**SOURCE PASSAGE:**
++++++++++++++++++++
That would come under the title small WC here so the price seems more sensible.
Or as medium where the dealer sells small, medium and large.
Beware of pond bred at this size being sold as WC.
But WC are I hear easier to catch and export at a low size.

We can get them at about 3-4" and already breeding but they (I hear) seem (and mine were) more fragile and harder to get to survive but are already or closer to breeding when you get them.

With WC size there is an advantage with small (survivability and price) and a disadvantage (longer to get breeding).

Large at about 4" advantage (nearly ready or already breeding) and disadvantages (higher price, greater difficulty getting them to settle together in small tanks)

Hard to know which is better.
The one that works for you is always the best, your Tropheus may be better acclimatised before you get them than here, or worse, so it is not possible for me to say which is best for you.


----------



## irish5 (Jun 19, 2009)

I know it is impossible for you to tell. But the seller gets great reviews of all of his fish. So it seems to be a good place to buy from. I think I am going to go with the WC biggers ones. I hear when you are getting them transported it is better to get them bigger. They seem to handle to trip better than the little ones do.

The reviews have been and now I hope I get great fish from him!!


----------



## 24Tropheus (Jun 21, 2006)

Just one more thing from me. Ignore all reviews of other fish except Tropheus (except maybe Petrochromis). These are I think more difficult to transport and get tank ready for those in the hobby. Good luck. If going for WC of any size have your bloat and pre bloat strategy well worked out and all medications ready on your shelf, I hope you do not need them. (Ask your dealer about this too) (Also ask about quarantine period and treatments they have had and how long they have been healthy and have been kept untreated. Have they been kept for six weeks post treatments without further losses?) (should be a min of six weeks for you to be sure they are healthy, sadly few do this) Prophylactic treatment with antibiotic soaked food as there first light feed after arrival to your tanks seems to help for many too. :thumb:

If you can ensure you get healthy large WC fully tank conditioned well Tropheus that already know each other from your supplier then Tropheus keeping can be a dream of easy to keep and breed fish. These are prob worth a fortune.
++++++++++++++++++++
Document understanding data

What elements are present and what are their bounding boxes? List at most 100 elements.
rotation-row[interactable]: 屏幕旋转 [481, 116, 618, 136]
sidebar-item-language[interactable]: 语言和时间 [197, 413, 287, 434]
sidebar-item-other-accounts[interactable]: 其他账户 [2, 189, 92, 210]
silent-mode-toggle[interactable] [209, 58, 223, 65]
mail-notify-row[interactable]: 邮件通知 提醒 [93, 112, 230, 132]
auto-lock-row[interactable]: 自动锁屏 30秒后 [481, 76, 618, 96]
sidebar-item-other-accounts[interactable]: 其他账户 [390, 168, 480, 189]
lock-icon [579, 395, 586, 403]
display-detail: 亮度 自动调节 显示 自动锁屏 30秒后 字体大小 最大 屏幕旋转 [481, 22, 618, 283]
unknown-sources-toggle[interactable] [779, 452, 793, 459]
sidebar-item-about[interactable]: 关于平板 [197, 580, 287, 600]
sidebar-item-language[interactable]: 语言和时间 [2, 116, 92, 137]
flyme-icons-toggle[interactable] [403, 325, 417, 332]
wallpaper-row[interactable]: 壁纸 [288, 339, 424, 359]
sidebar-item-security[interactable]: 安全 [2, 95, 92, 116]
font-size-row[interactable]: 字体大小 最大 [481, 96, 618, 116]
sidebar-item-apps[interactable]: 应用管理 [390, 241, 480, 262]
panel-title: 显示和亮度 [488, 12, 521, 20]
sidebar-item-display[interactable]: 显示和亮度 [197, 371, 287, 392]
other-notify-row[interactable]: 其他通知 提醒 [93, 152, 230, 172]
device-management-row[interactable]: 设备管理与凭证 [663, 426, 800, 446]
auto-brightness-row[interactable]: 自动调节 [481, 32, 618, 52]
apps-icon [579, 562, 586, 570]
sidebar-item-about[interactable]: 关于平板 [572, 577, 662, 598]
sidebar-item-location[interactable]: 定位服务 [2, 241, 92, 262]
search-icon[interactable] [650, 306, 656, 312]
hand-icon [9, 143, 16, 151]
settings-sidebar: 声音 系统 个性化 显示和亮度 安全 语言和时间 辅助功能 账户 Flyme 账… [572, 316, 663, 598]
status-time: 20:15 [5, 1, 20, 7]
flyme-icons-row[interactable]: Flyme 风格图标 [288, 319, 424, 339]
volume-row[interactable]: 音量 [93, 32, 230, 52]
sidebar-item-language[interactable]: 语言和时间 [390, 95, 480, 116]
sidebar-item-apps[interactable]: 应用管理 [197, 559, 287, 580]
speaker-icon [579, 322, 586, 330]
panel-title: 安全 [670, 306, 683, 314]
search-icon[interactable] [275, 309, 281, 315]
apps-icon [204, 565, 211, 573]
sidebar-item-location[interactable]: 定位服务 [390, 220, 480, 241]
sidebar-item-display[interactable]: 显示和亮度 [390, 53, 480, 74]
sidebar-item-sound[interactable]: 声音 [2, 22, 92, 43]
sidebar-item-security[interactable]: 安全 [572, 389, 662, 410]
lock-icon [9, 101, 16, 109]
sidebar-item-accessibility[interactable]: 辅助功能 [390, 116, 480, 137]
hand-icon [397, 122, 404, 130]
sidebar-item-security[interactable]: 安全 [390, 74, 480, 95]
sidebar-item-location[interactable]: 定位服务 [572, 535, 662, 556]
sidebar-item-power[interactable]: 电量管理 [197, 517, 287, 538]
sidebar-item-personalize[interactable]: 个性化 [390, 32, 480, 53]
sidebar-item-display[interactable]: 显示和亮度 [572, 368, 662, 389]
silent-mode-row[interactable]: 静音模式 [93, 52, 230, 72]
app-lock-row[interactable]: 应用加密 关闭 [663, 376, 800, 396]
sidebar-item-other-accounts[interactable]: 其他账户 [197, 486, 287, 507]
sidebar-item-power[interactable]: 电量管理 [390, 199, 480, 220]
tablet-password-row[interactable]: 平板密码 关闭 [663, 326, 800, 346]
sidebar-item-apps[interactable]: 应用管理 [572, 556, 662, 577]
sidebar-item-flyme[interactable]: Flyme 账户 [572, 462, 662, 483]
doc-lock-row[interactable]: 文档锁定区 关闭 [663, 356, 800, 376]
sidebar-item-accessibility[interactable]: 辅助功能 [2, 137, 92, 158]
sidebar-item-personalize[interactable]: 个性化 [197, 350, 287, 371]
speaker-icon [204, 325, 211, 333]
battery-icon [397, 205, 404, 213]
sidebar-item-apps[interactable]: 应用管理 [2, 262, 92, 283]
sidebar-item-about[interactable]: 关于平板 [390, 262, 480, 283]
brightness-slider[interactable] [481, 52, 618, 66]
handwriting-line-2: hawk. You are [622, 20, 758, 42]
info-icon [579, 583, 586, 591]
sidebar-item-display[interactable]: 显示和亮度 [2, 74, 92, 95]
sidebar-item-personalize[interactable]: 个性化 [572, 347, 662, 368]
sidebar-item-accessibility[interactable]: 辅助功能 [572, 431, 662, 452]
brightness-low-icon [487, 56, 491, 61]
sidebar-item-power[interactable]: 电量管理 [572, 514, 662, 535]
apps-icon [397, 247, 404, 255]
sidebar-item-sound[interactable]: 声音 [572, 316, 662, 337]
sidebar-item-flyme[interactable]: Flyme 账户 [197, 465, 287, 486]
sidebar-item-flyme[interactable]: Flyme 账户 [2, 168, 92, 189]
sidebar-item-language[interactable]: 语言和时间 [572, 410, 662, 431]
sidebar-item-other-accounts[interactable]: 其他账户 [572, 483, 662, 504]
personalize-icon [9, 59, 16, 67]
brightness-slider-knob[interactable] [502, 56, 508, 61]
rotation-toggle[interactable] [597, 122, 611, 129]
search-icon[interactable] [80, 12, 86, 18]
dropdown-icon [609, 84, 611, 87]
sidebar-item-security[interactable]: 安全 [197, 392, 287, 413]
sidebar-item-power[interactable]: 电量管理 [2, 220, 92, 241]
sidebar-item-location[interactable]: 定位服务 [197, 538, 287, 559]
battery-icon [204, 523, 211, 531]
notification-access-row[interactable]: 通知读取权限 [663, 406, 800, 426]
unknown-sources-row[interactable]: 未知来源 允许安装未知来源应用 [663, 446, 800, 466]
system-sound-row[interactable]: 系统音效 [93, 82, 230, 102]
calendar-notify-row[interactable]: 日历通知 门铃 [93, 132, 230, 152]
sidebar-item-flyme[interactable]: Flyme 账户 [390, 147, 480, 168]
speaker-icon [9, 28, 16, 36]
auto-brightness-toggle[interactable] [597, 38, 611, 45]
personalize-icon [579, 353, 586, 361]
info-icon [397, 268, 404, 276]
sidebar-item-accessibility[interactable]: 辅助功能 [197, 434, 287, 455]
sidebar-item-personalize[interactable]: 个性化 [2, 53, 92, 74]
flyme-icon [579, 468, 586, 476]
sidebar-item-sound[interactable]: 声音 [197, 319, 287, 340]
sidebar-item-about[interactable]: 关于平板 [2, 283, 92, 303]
++++++++++++++++++++
**WHAT YOU SHOULD DO:**
Repeat word for word the part of the forum thread on buying Tropheus from "If you can ensure" up to and including "worth a fortune.".

**OUTPUT BELOW:**
If you can ensure you get healthy large WC fully tank conditioned well Tropheus that already know each other from your supplier then Tropheus keeping can be a dream of easy to keep and breed fish. These are prob worth a fortune.